[start of Supplied material]

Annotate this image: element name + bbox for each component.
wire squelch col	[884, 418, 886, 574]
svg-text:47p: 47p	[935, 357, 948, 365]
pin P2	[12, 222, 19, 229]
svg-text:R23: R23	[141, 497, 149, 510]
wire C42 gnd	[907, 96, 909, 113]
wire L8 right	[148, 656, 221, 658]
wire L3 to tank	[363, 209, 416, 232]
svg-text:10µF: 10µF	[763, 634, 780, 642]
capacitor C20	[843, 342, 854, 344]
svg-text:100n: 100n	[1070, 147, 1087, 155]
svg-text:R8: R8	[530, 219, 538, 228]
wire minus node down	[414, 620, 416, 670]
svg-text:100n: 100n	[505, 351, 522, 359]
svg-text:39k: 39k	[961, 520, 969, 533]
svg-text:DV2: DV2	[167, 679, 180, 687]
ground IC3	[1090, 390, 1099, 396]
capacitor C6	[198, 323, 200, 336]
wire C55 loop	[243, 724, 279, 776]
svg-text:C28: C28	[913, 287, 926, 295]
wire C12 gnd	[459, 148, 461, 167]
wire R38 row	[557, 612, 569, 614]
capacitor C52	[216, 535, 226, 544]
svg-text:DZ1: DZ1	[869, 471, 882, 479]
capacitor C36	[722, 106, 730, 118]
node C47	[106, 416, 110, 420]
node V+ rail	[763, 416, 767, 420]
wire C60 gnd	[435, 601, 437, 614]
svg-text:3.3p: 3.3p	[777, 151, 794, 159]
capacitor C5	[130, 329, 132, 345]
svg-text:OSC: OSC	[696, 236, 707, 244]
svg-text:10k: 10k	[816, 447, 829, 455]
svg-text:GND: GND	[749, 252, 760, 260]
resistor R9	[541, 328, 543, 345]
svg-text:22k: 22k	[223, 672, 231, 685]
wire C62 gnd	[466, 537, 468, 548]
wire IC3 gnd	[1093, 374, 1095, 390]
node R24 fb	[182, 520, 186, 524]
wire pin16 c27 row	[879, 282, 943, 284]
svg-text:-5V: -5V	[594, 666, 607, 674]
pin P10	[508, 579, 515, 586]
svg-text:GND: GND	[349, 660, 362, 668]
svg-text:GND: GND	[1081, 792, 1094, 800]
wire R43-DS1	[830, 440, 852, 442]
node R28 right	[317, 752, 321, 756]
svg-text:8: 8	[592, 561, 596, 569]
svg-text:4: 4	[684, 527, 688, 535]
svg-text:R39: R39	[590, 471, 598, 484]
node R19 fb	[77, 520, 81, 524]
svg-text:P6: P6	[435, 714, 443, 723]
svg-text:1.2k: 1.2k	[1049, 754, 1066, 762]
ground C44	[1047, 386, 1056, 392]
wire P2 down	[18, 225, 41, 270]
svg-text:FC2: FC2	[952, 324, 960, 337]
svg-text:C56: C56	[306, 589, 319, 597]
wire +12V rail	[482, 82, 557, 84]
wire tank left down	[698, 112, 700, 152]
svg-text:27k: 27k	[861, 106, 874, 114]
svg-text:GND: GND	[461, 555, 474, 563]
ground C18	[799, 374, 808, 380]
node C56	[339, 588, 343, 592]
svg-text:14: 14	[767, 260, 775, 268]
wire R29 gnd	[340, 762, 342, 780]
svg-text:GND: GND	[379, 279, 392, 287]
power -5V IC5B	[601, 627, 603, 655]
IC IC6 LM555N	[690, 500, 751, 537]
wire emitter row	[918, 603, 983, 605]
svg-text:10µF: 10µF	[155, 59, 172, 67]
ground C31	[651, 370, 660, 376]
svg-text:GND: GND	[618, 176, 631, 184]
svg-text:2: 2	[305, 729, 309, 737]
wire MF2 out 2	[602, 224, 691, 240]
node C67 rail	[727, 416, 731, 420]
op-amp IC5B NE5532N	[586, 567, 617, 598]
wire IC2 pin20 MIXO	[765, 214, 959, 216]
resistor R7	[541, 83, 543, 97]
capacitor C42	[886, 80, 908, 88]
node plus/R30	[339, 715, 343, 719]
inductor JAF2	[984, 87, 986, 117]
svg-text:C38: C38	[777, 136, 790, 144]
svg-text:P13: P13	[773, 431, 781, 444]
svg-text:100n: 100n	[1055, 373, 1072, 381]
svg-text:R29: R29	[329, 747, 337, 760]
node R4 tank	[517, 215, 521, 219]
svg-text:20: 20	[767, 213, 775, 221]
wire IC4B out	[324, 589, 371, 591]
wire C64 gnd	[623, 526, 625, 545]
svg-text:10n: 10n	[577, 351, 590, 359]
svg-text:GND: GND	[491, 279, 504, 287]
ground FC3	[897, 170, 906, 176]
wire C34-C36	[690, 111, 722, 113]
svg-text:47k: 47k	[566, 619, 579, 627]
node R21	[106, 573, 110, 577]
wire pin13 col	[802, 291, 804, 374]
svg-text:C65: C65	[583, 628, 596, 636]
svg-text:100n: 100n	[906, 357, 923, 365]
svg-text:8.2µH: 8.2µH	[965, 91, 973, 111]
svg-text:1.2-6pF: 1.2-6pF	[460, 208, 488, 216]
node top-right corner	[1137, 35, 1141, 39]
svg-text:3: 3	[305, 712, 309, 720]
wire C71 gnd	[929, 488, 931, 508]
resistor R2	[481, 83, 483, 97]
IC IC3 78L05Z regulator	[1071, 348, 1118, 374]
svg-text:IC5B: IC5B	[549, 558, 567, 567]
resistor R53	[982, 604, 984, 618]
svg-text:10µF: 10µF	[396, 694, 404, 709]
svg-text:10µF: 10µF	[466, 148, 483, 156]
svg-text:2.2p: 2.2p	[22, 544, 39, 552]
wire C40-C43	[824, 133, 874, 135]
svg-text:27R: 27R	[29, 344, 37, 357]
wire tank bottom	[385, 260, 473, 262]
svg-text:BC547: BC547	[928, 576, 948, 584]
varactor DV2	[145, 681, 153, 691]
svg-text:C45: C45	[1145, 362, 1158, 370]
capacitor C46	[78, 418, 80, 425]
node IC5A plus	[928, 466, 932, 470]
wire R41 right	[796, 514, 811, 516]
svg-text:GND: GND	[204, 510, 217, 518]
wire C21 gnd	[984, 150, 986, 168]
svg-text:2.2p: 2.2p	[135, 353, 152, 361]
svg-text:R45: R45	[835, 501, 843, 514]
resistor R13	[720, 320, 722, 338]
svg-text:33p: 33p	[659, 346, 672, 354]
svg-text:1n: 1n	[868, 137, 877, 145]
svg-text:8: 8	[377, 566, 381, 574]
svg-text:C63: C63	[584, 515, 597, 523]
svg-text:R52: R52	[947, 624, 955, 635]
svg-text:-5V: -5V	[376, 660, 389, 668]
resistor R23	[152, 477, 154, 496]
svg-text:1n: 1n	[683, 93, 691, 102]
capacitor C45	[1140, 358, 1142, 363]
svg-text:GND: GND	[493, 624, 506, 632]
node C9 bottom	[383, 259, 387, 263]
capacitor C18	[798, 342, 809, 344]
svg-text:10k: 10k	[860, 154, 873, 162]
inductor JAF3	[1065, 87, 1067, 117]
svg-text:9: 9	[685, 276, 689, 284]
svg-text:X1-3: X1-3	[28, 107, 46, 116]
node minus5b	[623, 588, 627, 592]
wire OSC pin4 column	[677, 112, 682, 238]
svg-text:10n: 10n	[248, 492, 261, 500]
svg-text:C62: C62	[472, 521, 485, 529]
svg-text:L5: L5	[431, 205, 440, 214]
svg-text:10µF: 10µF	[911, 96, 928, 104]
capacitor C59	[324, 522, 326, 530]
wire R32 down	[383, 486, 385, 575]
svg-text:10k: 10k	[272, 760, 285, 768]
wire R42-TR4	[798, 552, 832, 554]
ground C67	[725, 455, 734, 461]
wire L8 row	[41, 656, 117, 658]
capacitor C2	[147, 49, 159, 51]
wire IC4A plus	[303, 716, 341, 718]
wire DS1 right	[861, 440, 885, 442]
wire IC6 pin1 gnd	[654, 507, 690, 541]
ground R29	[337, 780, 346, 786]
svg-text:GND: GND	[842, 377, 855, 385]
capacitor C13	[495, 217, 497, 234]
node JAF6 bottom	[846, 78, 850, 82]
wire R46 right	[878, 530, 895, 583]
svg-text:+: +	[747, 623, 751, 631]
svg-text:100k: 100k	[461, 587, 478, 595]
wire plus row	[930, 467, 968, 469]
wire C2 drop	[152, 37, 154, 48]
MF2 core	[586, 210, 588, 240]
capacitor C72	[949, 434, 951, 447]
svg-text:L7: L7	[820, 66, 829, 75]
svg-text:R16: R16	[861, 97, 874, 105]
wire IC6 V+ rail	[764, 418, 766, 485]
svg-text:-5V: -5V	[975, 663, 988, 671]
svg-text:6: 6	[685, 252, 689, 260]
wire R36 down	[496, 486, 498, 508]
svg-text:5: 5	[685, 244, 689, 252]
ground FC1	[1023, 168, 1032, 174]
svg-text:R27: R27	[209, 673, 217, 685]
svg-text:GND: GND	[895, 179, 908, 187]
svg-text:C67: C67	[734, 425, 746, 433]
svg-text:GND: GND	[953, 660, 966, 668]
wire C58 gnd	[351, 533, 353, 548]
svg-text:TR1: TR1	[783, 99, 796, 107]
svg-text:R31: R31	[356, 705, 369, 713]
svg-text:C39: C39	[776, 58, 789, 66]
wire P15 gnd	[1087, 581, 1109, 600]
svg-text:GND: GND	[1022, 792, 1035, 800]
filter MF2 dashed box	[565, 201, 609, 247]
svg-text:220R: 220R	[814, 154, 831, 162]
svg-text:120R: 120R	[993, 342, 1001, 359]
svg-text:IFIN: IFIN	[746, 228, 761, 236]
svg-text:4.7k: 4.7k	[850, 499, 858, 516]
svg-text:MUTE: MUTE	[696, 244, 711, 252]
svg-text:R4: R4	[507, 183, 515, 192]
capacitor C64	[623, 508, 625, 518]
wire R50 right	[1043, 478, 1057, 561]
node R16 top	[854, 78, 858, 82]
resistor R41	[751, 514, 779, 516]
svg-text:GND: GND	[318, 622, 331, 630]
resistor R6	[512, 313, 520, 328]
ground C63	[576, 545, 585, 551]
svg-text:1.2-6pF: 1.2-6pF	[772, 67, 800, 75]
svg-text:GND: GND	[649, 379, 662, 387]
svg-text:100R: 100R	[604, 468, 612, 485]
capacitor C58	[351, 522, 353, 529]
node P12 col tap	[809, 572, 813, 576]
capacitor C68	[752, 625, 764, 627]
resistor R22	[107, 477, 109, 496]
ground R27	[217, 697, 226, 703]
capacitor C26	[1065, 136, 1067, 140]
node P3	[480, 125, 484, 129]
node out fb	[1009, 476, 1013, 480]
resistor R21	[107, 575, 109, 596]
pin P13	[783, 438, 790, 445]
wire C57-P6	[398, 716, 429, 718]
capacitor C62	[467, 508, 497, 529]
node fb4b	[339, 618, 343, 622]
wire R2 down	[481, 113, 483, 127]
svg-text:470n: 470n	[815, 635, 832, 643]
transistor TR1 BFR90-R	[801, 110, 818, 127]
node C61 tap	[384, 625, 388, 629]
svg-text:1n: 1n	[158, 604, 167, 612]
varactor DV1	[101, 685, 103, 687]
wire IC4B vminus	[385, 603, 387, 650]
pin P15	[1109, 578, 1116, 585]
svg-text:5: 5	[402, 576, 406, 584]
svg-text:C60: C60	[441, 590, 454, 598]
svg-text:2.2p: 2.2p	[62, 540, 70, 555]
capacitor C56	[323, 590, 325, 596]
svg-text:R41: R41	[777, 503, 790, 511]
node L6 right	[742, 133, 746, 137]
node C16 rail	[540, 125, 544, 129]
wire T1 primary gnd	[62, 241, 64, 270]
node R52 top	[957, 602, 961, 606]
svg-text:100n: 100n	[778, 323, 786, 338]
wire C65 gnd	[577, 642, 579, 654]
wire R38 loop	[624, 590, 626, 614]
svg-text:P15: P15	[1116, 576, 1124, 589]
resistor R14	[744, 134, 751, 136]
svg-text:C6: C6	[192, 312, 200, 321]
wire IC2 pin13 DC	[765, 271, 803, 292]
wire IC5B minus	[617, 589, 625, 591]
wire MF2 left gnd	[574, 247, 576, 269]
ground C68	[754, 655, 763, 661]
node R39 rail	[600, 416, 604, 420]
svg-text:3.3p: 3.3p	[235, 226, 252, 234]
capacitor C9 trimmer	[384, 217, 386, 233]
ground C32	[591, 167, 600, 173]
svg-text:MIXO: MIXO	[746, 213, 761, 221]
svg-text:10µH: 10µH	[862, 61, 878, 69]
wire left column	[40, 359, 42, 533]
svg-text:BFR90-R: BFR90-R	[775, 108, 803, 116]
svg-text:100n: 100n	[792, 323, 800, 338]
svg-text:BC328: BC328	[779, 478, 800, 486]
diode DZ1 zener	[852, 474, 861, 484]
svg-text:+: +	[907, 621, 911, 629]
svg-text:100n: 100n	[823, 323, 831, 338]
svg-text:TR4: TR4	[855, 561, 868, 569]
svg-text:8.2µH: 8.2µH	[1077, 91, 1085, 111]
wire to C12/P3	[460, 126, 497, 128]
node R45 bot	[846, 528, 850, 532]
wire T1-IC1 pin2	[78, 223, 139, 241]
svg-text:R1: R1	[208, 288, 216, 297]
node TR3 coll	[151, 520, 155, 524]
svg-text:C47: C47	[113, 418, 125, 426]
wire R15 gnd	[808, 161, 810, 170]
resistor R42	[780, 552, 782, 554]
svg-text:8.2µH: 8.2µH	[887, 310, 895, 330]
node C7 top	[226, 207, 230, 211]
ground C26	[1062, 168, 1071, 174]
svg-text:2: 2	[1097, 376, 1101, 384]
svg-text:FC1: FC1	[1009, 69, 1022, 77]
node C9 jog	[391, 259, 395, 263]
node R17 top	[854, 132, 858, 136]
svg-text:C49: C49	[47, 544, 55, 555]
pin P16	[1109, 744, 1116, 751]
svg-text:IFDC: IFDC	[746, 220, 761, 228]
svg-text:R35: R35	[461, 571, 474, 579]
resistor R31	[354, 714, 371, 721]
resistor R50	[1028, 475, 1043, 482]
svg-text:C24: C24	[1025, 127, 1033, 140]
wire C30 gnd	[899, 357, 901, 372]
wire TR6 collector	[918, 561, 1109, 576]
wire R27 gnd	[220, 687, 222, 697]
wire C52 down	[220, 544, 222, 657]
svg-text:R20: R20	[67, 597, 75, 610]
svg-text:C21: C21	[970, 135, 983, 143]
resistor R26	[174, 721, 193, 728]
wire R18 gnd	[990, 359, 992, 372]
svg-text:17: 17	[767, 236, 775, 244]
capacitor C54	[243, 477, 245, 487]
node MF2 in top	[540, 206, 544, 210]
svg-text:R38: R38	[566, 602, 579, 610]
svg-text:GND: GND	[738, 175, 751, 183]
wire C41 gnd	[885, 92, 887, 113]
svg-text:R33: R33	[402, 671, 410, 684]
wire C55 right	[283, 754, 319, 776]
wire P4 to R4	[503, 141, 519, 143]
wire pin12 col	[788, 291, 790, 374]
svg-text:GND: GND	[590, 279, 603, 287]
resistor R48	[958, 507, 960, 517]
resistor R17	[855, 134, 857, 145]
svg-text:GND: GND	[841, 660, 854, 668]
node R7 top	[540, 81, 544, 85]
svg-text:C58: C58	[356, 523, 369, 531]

[end of Supplied material]

**Task to complete**. Please extract, unchanged, the part of the listing that runs from its first line through the line containing "537, 468, 548]", with both of those lines included.

**Task answer**.
Annotate this image: element name + bbox for each component.
wire squelch col	[884, 418, 886, 574]
svg-text:47p: 47p	[935, 357, 948, 365]
pin P2	[12, 222, 19, 229]
svg-text:R23: R23	[141, 497, 149, 510]
wire C42 gnd	[907, 96, 909, 113]
wire L8 right	[148, 656, 221, 658]
wire L3 to tank	[363, 209, 416, 232]
svg-text:10µF: 10µF	[763, 634, 780, 642]
capacitor C20	[843, 342, 854, 344]
svg-text:100n: 100n	[1070, 147, 1087, 155]
svg-text:R8: R8	[530, 219, 538, 228]
wire minus node down	[414, 620, 416, 670]
svg-text:100n: 100n	[505, 351, 522, 359]
svg-text:39k: 39k	[961, 520, 969, 533]
svg-text:DV2: DV2	[167, 679, 180, 687]
ground IC3	[1090, 390, 1099, 396]
capacitor C6	[198, 323, 200, 336]
wire C55 loop	[243, 724, 279, 776]
svg-text:C28: C28	[913, 287, 926, 295]
wire C12 gnd	[459, 148, 461, 167]
wire R38 row	[557, 612, 569, 614]
capacitor C52	[216, 535, 226, 544]
svg-text:DZ1: DZ1	[869, 471, 882, 479]
capacitor C36	[722, 106, 730, 118]
node C47	[106, 416, 110, 420]
node V+ rail	[763, 416, 767, 420]
wire C60 gnd	[435, 601, 437, 614]
svg-text:3.3p: 3.3p	[777, 151, 794, 159]
capacitor C5	[130, 329, 132, 345]
svg-text:OSC: OSC	[696, 236, 707, 244]
svg-text:10k: 10k	[816, 447, 829, 455]
svg-text:GND: GND	[749, 252, 760, 260]
resistor R9	[541, 328, 543, 345]
svg-text:22k: 22k	[223, 672, 231, 685]
wire C62 gnd	[466, 537, 468, 548]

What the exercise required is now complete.